Data items
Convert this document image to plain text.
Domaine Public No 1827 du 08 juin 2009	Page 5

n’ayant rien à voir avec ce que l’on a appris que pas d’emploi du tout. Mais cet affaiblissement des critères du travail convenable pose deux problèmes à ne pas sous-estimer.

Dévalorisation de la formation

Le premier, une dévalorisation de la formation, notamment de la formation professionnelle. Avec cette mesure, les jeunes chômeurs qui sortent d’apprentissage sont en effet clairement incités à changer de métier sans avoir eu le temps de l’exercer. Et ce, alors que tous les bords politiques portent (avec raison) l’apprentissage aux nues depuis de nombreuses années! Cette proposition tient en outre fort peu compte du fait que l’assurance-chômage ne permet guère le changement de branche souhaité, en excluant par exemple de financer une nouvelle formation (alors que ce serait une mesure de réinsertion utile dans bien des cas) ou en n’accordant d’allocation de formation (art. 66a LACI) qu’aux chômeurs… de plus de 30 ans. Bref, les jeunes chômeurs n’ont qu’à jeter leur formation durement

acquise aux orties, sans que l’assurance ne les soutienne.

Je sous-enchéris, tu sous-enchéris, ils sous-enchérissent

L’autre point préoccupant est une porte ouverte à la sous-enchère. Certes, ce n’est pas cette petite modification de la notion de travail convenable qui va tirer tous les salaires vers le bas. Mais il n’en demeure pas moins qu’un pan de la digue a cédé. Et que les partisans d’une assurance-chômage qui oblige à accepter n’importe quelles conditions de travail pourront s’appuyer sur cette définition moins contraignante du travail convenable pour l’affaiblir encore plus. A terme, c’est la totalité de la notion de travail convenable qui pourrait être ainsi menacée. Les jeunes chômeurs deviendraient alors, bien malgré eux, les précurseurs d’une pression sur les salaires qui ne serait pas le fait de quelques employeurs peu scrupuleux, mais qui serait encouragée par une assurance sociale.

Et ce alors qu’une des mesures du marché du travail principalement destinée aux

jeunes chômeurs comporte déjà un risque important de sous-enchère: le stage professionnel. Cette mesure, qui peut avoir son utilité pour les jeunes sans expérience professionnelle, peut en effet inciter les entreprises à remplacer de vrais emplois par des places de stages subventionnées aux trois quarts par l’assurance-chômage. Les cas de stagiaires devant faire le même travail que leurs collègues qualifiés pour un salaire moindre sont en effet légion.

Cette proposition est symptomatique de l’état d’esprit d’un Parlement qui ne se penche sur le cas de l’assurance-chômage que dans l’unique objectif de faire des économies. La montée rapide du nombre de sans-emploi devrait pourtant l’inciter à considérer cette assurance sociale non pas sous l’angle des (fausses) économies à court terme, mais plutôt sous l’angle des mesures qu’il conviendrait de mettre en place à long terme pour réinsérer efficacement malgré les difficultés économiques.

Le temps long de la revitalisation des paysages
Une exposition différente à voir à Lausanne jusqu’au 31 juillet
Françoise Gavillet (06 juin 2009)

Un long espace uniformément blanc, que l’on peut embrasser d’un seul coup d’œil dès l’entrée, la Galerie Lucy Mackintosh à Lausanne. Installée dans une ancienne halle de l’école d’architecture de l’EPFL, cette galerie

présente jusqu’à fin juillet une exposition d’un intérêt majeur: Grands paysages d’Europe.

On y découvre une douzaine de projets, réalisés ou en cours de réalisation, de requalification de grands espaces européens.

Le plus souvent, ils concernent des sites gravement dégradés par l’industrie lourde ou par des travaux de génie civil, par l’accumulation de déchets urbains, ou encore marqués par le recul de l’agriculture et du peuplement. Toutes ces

--

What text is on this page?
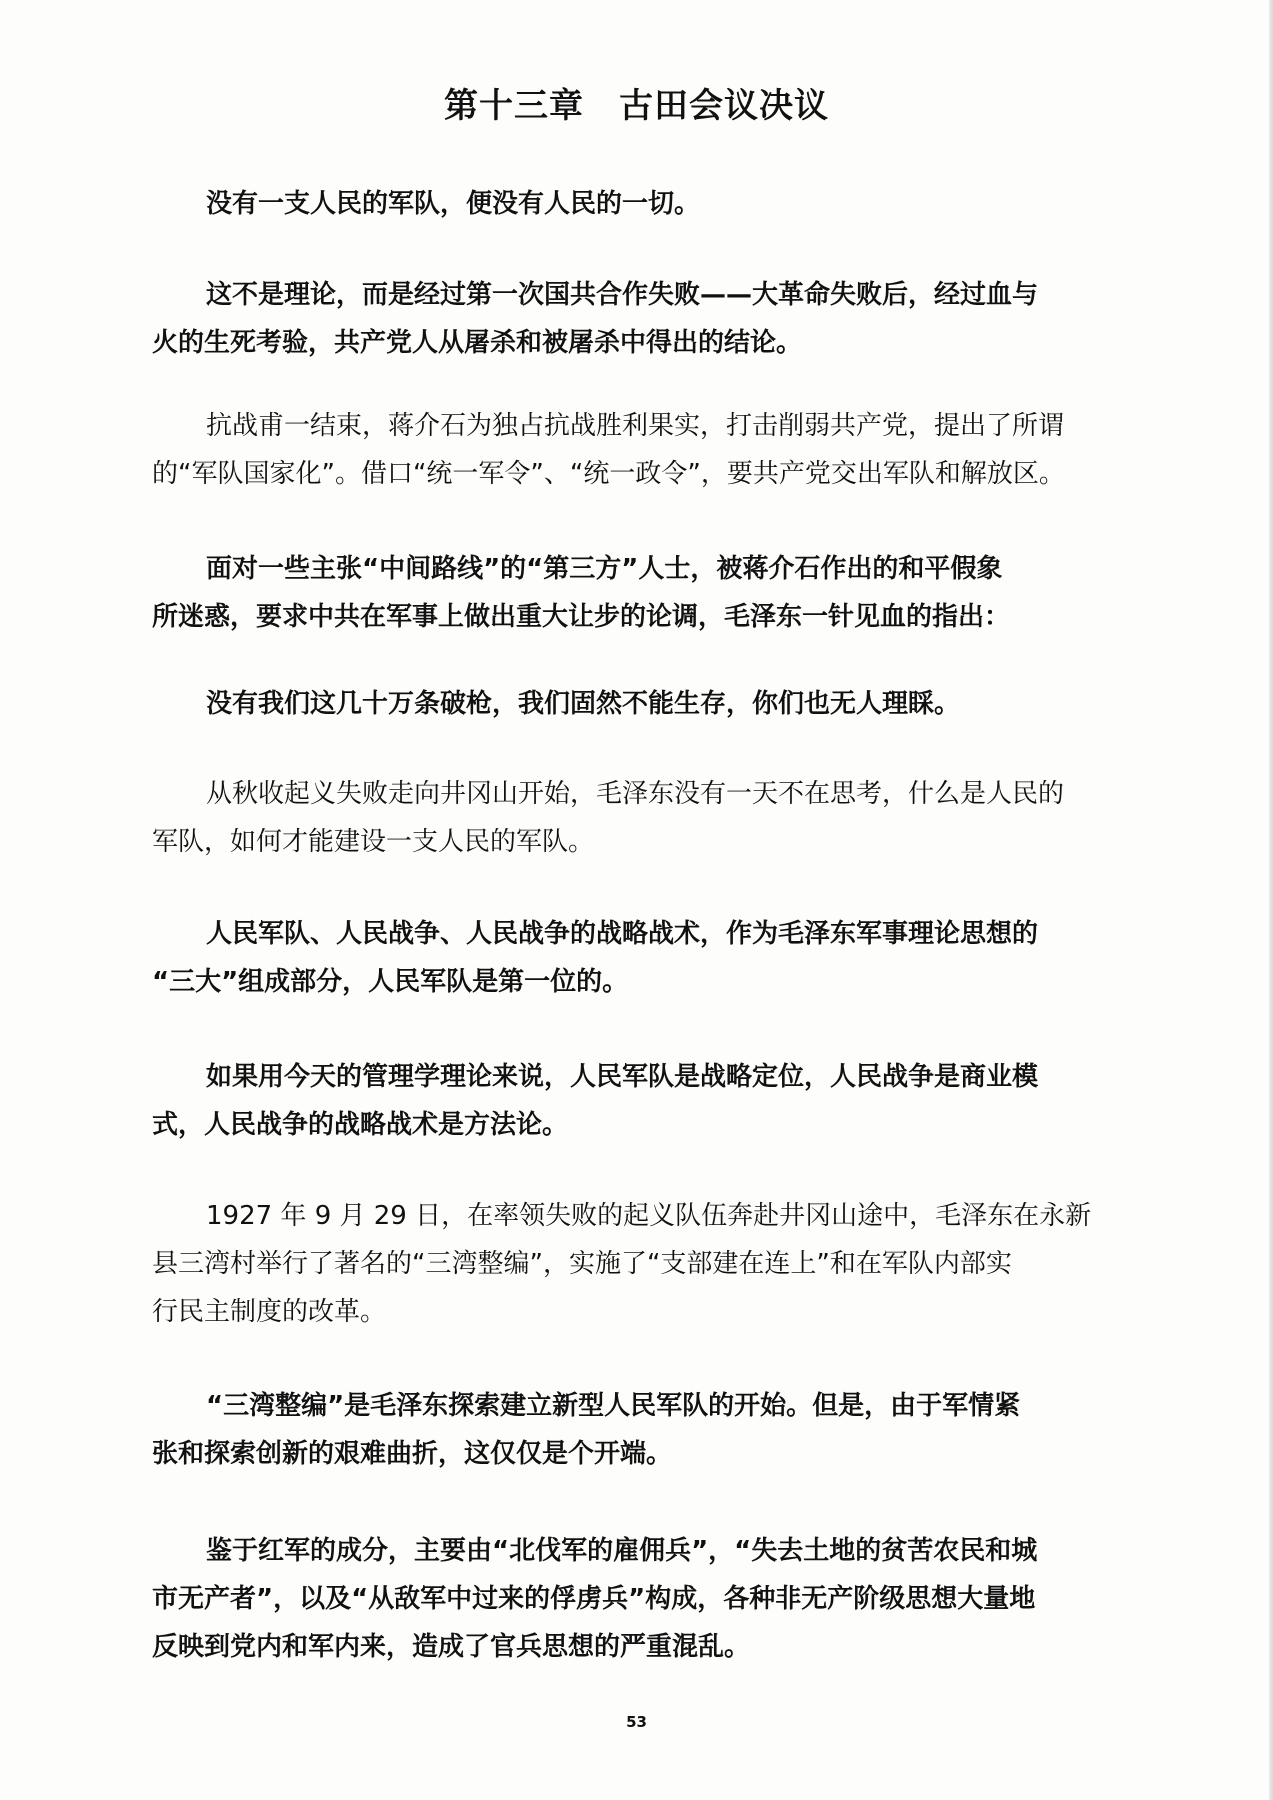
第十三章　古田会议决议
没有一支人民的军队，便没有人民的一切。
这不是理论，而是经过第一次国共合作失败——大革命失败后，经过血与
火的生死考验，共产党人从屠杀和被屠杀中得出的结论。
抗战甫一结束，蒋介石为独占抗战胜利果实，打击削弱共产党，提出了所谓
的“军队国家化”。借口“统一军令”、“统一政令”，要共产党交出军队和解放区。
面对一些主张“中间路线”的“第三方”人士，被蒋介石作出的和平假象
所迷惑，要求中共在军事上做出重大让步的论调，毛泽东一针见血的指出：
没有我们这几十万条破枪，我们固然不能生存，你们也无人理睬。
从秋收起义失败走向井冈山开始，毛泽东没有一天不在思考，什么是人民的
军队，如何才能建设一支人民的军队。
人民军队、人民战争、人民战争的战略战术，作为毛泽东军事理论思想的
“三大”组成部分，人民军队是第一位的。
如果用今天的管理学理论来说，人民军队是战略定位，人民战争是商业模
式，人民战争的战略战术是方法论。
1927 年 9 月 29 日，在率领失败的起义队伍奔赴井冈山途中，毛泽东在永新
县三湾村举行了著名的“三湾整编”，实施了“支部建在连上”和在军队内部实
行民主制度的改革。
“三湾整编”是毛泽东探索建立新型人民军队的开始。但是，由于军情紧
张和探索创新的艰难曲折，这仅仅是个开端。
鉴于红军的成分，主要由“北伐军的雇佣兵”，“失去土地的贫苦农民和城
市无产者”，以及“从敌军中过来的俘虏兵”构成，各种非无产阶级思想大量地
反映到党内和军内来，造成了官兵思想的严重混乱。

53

**OBJECTIVE:** Set out every line from the material that contains the string "malgré".

**ANSWER IN FULL:**
L’autre point préoccupant est une porte ouverte à la sous-enchère. Certes, ce n’est pas cette petite modification de la notion de travail convenable qui va tirer tous les salaires vers le bas. Mais il n’en demeure pas moins qu’un pan de la digue a cédé. Et que les partisans d’une assurance-chômage qui oblige à accepter n’importe quelles conditions de travail pourront s’appuyer sur cette définition moins contraignante du travail convenable pour l’affaiblir encore plus. A terme, c’est la totalité de la notion de travail convenable qui pourrait être ainsi menacée. Les jeunes chômeurs deviendraient alors, bien malgré eux, les précurseurs d’une pression sur les salaires qui ne serait pas le fait de quelques employeurs peu scrupuleux, mais qui serait encouragée par une assurance sociale.
Cette proposition est symptomatique de l’état d’esprit d’un Parlement qui ne se penche sur le cas de l’assurance-chômage que dans l’unique objectif de faire des économies. La montée rapide du nombre de sans-emploi devrait pourtant l’inciter à considérer cette assurance sociale non pas sous l’angle des (fausses) économies à court terme, mais plutôt sous l’angle des mesures qu’il conviendrait de mettre en place à long terme pour réinsérer efficacement malgré les difficultés économiques.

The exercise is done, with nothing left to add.